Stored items
----
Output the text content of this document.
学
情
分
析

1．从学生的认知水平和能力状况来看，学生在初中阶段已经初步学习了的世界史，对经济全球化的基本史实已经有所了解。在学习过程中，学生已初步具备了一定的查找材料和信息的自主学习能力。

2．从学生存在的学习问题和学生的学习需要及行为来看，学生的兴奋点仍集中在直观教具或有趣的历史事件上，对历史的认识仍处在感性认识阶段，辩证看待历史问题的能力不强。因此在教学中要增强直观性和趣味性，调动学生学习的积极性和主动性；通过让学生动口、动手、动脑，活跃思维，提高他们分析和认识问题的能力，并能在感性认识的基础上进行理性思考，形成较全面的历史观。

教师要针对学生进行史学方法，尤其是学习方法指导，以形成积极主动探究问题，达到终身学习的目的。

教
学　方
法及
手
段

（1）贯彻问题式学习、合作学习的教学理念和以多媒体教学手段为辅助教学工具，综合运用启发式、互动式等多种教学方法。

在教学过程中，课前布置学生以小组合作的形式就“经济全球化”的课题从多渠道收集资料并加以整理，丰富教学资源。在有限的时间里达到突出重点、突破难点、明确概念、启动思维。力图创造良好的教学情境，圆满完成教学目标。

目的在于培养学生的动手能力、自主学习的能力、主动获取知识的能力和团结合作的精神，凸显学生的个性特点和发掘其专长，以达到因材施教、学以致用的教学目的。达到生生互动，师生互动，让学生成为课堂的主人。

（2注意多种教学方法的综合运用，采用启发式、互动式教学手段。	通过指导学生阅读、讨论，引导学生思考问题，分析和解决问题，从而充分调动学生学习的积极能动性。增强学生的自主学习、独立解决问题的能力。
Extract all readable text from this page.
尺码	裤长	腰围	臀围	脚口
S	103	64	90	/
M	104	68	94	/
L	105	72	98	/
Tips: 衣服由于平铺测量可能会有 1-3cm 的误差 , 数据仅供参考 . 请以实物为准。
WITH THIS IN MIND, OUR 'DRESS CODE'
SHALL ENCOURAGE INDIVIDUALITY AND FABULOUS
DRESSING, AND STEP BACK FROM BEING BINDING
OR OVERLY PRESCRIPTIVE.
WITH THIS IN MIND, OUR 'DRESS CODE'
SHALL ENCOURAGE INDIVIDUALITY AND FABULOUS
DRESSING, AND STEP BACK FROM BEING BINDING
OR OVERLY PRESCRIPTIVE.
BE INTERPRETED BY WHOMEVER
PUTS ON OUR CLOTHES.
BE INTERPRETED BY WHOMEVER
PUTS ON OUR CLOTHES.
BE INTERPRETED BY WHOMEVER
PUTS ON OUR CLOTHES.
----
- Task instructions -
Would you restate each of the entries word for word?

- Solution to the problem -
Output the text content of this document.
学
情
分
析

1．从学生的认知水平和能力状况来看，学生在初中阶段已经初步学习了的世界史，对经济全球化的基本史实已经有所了解。在学习过程中，学生已初步具备了一定的查找材料和信息的自主学习能力。

2．从学生存在的学习问题和学生的学习需要及行为来看，学生的兴奋点仍集中在直观教具或有趣的历史事件上，对历史的认识仍处在感性认识阶段，辩证看待历史问题的能力不强。因此在教学中要增强直观性和趣味性，调动学生学习的积极性和主动性；通过让学生动口、动手、动脑，活跃思维，提高他们分析和认识问题的能力，并能在感性认识的基础上进行理性思考，形成较全面的历史观。

教师要针对学生进行史学方法，尤其是学习方法指导，以形成积极主动探究问题，达到终身学习的目的。

教
学　方
法及
手
段

（1）贯彻问题式学习、合作学习的教学理念和以多媒体教学手段为辅助教学工具，综合运用启发式、互动式等多种教学方法。

在教学过程中，课前布置学生以小组合作的形式就“经济全球化”的课题从多渠道收集资料并加以整理，丰富教学资源。在有限的时间里达到突出重点、突破难点、明确概念、启动思维。力图创造良好的教学情境，圆满完成教学目标。

目的在于培养学生的动手能力、自主学习的能力、主动获取知识的能力和团结合作的精神，凸显学生的个性特点和发掘其专长，以达到因材施教、学以致用的教学目的。达到生生互动，师生互动，让学生成为课堂的主人。

（2注意多种教学方法的综合运用，采用启发式、互动式教学手段。	通过指导学生阅读、讨论，引导学生思考问题，分析和解决问题，从而充分调动学生学习的积极能动性。增强学生的自主学习、独立解决问题的能力。
Extract all readable text from this page.
尺码	裤长	腰围	臀围	脚口
S	103	64	90	/
M	104	68	94	/
L	105	72	98	/
Tips: 衣服由于平铺测量可能会有 1-3cm 的误差 , 数据仅供参考 . 请以实物为准。
WITH THIS IN MIND, OUR 'DRESS CODE'
SHALL ENCOURAGE INDIVIDUALITY AND FABULOUS
DRESSING, AND STEP BACK FROM BEING BINDING
OR OVERLY PRESCRIPTIVE.
WITH THIS IN MIND, OUR 'DRESS CODE'
SHALL ENCOURAGE INDIVIDUALITY AND FABULOUS
DRESSING, AND STEP BACK FROM BEING BINDING
OR OVERLY PRESCRIPTIVE.
BE INTERPRETED BY WHOMEVER
PUTS ON OUR CLOTHES.
BE INTERPRETED BY WHOMEVER
PUTS ON OUR CLOTHES.
BE INTERPRETED BY WHOMEVER
PUTS ON OUR CLOTHES.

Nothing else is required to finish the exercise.